Data for this task
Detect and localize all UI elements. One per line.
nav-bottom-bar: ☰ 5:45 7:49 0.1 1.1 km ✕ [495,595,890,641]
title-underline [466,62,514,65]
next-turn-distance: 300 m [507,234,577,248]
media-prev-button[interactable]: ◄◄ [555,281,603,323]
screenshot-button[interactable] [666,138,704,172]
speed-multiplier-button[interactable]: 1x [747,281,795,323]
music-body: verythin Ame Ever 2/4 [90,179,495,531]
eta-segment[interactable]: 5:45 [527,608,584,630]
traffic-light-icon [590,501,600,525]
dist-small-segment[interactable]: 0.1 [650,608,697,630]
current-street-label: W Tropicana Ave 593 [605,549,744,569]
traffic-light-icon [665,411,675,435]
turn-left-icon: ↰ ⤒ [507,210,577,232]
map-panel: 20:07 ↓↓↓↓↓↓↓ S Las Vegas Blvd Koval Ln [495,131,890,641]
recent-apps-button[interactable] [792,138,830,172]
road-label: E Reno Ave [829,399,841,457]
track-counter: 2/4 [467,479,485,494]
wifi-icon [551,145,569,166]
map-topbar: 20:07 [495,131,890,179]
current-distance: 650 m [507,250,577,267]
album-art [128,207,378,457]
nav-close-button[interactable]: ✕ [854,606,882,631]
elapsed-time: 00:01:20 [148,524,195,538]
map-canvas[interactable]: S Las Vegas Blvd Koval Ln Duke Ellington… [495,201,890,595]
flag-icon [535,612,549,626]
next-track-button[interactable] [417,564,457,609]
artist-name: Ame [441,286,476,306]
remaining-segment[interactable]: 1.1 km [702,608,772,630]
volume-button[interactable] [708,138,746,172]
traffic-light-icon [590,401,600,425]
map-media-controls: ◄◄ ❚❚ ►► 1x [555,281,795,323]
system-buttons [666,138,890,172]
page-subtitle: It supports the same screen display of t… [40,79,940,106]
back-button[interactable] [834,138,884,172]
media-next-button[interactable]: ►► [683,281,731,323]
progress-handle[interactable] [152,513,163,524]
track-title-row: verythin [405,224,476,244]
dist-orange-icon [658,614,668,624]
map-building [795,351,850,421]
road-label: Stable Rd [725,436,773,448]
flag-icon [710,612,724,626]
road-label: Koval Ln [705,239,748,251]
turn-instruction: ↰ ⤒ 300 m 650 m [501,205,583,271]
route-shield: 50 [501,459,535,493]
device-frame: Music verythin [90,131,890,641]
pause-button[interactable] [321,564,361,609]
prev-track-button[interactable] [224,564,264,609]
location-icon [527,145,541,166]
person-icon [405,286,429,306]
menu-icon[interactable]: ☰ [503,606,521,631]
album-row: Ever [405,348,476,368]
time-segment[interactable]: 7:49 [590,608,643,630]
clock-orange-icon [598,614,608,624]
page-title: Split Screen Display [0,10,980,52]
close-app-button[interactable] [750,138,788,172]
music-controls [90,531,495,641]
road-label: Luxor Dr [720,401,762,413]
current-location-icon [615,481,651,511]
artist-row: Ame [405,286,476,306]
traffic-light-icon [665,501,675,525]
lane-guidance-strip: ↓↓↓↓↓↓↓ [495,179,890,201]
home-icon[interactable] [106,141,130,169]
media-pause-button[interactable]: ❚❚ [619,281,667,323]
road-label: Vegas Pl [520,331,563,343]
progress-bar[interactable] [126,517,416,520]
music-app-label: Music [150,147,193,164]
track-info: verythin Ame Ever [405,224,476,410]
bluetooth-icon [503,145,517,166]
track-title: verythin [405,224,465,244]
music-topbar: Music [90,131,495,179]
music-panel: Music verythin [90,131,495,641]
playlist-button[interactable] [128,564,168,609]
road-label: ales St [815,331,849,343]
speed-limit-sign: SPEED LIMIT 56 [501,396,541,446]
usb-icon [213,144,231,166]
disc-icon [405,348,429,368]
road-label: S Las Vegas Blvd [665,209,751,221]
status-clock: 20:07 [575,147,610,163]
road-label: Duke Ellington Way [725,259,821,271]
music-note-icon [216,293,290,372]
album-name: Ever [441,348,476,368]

Exercise
Rewrite every line of the material as a Markdown table with two columns, Row and Line, where Row holds the row number and Line holds the line itself. Skip any blank lines.

Written reply
| Row | Line |
|---|---|
| 1 | Detect and localize all UI elements. One per line. |
| 2 | nav-bottom-bar: ☰ 5:45 7:49 0.1 1.1 km ✕ [495,595,890,641] |
| 3 | title-underline [466,62,514,65] |
| 4 | next-turn-distance: 300 m [507,234,577,248] |
| 5 | media-prev-button[interactable]: ◄◄ [555,281,603,323] |
| 6 | screenshot-button[interactable] [666,138,704,172] |
| 7 | speed-multiplier-button[interactable]: 1x [747,281,795,323] |
| 8 | music-body: verythin Ame Ever 2/4 [90,179,495,531] |
| 9 | eta-segment[interactable]: 5:45 [527,608,584,630] |
| 10 | traffic-light-icon [590,501,600,525] |
| 11 | dist-small-segment[interactable]: 0.1 [650,608,697,630] |
| 12 | current-street-label: W Tropicana Ave 593 [605,549,744,569] |
| 13 | traffic-light-icon [665,411,675,435] |
| 14 | turn-left-icon: ↰ ⤒ [507,210,577,232] |
| 15 | map-panel: 20:07 ↓↓↓↓↓↓↓ S Las Vegas Blvd Koval Ln [495,131,890,641] |
| 16 | recent-apps-button[interactable] [792,138,830,172] |
| 17 | road-label: E Reno Ave [829,399,841,457] |
| 18 | track-counter: 2/4 [467,479,485,494] |
| 19 | wifi-icon [551,145,569,166] |
| 20 | map-topbar: 20:07 [495,131,890,179] |
| 21 | current-distance: 650 m [507,250,577,267] |
| 22 | album-art [128,207,378,457] |
| 23 | nav-close-button[interactable]: ✕ [854,606,882,631] |
| 24 | elapsed-time: 00:01:20 [148,524,195,538] |
| 25 | map-canvas[interactable]: S Las Vegas Blvd Koval Ln Duke Ellington… [495,201,890,595] |
| 26 | flag-icon [535,612,549,626] |
| 27 | next-track-button[interactable] [417,564,457,609] |
| 28 | artist-name: Ame [441,286,476,306] |
| 29 | remaining-segment[interactable]: 1.1 km [702,608,772,630] |
| 30 | volume-button[interactable] [708,138,746,172] |
| 31 | traffic-light-icon [590,401,600,425] |
| 32 | map-media-controls: ◄◄ ❚❚ ►► 1x [555,281,795,323] |
| 33 | system-buttons [666,138,890,172] |
| 34 | page-subtitle: It supports the same screen display of t… [40,79,940,106] |
| 35 | back-button[interactable] [834,138,884,172] |
| 36 | media-next-button[interactable]: ►► [683,281,731,323] |
| 37 | progress-handle[interactable] [152,513,163,524] |
| 38 | track-title-row: verythin [405,224,476,244] |
| 39 | dist-orange-icon [658,614,668,624] |
| 40 | map-building [795,351,850,421] |
| 41 | road-label: Stable Rd [725,436,773,448] |
| 42 | flag-icon [710,612,724,626] |
| 43 | road-label: Koval Ln [705,239,748,251] |
| 44 | turn-instruction: ↰ ⤒ 300 m 650 m [501,205,583,271] |
| 45 | route-shield: 50 [501,459,535,493] |
| 46 | device-frame: Music verythin [90,131,890,641] |
| 47 | pause-button[interactable] [321,564,361,609] |
| 48 | prev-track-button[interactable] [224,564,264,609] |
| 49 | location-icon [527,145,541,166] |
| 50 | person-icon [405,286,429,306] |
| 51 | menu-icon[interactable]: ☰ [503,606,521,631] |
| 52 | album-row: Ever [405,348,476,368] |
| 53 | time-segment[interactable]: 7:49 [590,608,643,630] |
| 54 | clock-orange-icon [598,614,608,624] |
| 55 | page-title: Split Screen Display [0,10,980,52] |
| 56 | close-app-button[interactable] [750,138,788,172] |
| 57 | music-controls [90,531,495,641] |
| 58 | road-label: Luxor Dr [720,401,762,413] |
| 59 | current-location-icon [615,481,651,511] |
| 60 | artist-row: Ame [405,286,476,306] |
| 61 | traffic-light-icon [665,501,675,525] |
| 62 | lane-guidance-strip: ↓↓↓↓↓↓↓ [495,179,890,201] |
| 63 | home-icon[interactable] [106,141,130,169] |
| 64 | media-pause-button[interactable]: ❚❚ [619,281,667,323] |
| 65 | road-label: Vegas Pl [520,331,563,343] |
| 66 | progress-bar[interactable] [126,517,416,520] |
| 67 | music-app-label: Music [150,147,193,164] |
| 68 | track-info: verythin Ame Ever [405,224,476,410] |
| 69 | bluetooth-icon [503,145,517,166] |
| 70 | track-title: verythin [405,224,465,244] |
| 71 | music-topbar: Music [90,131,495,179] |
| 72 | music-panel: Music verythin [90,131,495,641] |
| 73 | playlist-button[interactable] [128,564,168,609] |
| 74 | road-label: ales St [815,331,849,343] |
| 75 | speed-limit-sign: SPEED LIMIT 56 [501,396,541,446] |
| 76 | usb-icon [213,144,231,166] |
| 77 | disc-icon [405,348,429,368] |
| 78 | road-label: S Las Vegas Blvd [665,209,751,221] |
| 79 | status-clock: 20:07 [575,147,610,163] |
| 80 | road-label: Duke Ellington Way [725,259,821,271] |
| 81 | music-note-icon [216,293,290,372] |
| 82 | album-name: Ever [441,348,476,368] |